▸ Отрывок из источника
────────────────────────────────────────

О.: Знаешь, у меня такое ощущение, что многие художники не любят современное искусство как территорию. Деловое слишком. И я, наверное, тоже не отношусь к людям, которые свято в него верят. Я люблю отдельные выставки ,работы художников, остроумные или тонкие. Но конгломерат из software и hardware часто критики не выдерживает, многие художники именно этой критикой и заняты. В самой конструкции современного искусства мало жизненности. Как она будет дальше существовать? Может быть, она рассыплется, и из нее что-то новое вырастет. А вот классическое искусство, я думаю, никуда не денется. Оно останется с нами.
Л.: Оля, а как ты сама формулируешь то, чем занимаешься?
О.: Это очень эгоистично прозвучит: я занимаюсь своим. Все время пытаюсь что-то в себе изменить или отследить, или понаблюдать. И очень много своих проблем вижу в других людях. Cчитается, что это эмпатия. Но, возможно, это что-то другое… Я поняла, что люблю что-то найти, потом как-то спрятать и показать в полускрытом виде. Но выяснилось, что я так спрятала, что теперь никто не видит. Главное, самой не забыть.
Л.: Ты долго жила в Амстердаме, привязанна ли ты к нему так же, как и к Москве?
О.: Нет, конечно. В Амстердаме я ни за что не отвечаю, а с Москвой у меня есть ощущение, будто я в чем-то виновата. Например, у нас перед окнами исковеркали два дерева, а меня не было в этот момент дома, сейчас я на них смотрю, и мне стыдно.

────────────────────────────────────────

▸ Что сделать
A. Ответьте коротко по отрывку:
(i) Какое искусство, по мнению О., никуда не денется?
(ii) В каком городе О. ни за что не отвечает?
(iii) Что исковеркали перед окнами?
B. Соберите из листинга все строки, в которых встречается слово «fotos».

────────────────────────────────────────

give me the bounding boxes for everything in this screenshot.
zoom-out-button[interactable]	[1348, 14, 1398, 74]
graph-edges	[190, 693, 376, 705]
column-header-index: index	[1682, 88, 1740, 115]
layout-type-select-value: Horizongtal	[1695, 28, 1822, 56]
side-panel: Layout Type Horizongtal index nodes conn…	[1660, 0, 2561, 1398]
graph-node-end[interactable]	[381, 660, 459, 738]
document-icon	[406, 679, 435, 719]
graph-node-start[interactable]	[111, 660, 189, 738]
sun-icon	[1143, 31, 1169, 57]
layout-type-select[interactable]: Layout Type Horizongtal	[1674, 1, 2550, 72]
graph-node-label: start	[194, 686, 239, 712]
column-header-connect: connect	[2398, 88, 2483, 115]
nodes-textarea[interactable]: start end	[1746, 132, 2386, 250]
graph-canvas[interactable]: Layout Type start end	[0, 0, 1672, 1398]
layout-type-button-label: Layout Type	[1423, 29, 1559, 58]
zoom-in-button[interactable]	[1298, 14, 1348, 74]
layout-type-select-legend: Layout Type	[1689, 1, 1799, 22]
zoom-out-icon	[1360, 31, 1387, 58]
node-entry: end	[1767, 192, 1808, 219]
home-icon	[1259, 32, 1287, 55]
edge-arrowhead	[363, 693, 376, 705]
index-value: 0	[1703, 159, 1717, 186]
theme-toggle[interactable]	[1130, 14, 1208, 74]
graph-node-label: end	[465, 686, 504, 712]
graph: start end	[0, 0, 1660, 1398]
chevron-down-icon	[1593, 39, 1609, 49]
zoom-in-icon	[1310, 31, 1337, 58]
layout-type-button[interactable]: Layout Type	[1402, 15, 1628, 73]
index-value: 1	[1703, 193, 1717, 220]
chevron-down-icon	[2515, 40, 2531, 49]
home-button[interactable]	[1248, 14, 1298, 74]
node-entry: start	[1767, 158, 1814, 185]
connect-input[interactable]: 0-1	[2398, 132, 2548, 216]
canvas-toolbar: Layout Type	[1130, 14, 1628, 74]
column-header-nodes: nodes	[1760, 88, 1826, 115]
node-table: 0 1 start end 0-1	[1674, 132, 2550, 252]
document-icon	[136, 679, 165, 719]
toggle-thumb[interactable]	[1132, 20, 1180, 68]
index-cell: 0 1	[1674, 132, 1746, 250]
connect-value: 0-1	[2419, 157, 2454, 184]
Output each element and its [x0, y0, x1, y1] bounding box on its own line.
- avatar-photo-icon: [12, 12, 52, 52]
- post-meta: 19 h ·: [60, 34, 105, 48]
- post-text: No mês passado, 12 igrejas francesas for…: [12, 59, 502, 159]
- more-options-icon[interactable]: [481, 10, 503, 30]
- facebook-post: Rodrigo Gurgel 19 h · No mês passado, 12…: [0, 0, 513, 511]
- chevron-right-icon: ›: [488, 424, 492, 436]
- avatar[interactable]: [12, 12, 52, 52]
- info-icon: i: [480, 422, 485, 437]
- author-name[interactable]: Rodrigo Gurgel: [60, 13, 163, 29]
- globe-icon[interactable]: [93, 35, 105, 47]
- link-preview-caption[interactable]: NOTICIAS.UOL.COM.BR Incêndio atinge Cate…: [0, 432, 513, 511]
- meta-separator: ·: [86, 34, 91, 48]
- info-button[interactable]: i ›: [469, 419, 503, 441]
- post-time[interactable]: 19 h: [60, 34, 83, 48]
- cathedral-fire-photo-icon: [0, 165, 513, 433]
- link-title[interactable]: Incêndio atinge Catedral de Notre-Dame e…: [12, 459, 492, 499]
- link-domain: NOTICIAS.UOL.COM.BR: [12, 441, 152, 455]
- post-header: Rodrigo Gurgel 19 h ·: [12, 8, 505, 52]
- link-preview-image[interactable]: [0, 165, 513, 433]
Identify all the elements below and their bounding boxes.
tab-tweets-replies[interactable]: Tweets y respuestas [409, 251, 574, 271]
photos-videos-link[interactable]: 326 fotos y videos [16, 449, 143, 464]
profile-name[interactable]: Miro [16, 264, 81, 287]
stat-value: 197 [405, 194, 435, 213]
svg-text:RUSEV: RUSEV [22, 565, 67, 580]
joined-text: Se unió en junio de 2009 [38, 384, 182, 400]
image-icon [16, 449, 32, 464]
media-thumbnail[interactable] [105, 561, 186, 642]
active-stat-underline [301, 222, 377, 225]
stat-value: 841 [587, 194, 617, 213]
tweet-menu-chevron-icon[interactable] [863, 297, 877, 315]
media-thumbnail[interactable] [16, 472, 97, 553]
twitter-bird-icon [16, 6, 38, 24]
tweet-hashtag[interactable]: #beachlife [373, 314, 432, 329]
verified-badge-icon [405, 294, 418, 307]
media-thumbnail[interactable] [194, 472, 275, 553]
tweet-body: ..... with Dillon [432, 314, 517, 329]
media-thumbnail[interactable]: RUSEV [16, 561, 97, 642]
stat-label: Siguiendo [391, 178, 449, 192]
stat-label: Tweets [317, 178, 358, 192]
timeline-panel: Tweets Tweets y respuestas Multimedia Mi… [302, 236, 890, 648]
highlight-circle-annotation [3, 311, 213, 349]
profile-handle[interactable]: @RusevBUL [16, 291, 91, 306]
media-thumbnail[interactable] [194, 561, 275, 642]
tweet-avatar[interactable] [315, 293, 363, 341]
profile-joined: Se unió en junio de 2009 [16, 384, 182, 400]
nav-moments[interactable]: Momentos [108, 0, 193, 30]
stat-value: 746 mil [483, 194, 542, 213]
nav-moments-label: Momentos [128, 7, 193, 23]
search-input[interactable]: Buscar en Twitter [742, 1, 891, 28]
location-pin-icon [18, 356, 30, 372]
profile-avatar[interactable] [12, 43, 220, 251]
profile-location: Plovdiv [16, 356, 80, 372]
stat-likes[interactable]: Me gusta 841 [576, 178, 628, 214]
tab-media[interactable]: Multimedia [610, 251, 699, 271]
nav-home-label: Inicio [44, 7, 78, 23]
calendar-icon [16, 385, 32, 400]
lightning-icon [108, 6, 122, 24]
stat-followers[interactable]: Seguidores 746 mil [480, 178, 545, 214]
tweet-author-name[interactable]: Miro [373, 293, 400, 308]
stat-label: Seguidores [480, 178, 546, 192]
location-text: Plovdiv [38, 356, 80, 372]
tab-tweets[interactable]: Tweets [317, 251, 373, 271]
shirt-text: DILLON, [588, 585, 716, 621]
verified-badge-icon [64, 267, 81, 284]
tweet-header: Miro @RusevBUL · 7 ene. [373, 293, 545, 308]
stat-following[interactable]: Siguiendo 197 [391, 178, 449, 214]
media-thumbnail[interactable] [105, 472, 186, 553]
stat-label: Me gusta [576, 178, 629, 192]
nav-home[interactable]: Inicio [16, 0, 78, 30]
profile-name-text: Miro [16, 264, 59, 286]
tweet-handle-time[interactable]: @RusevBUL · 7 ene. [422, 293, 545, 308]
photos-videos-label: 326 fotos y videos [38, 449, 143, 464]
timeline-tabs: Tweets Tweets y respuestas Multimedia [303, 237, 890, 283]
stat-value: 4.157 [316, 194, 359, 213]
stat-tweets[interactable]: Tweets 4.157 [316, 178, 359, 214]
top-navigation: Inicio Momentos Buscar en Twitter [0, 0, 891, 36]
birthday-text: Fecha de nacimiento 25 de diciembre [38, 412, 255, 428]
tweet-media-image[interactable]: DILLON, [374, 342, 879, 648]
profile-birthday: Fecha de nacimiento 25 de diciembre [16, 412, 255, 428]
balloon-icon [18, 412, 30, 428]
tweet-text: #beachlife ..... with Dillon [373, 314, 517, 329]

────────────────────────────────────────

▸ Ответы по заданиям
A.
(i) Классическое искусство.
(ii) В Амстердаме.
(iii) Два дерева.

B.
photos-videos-link[interactable]: 326 fotos y videos [16, 449, 143, 464]
photos-videos-label: 326 fotos y videos [38, 449, 143, 464]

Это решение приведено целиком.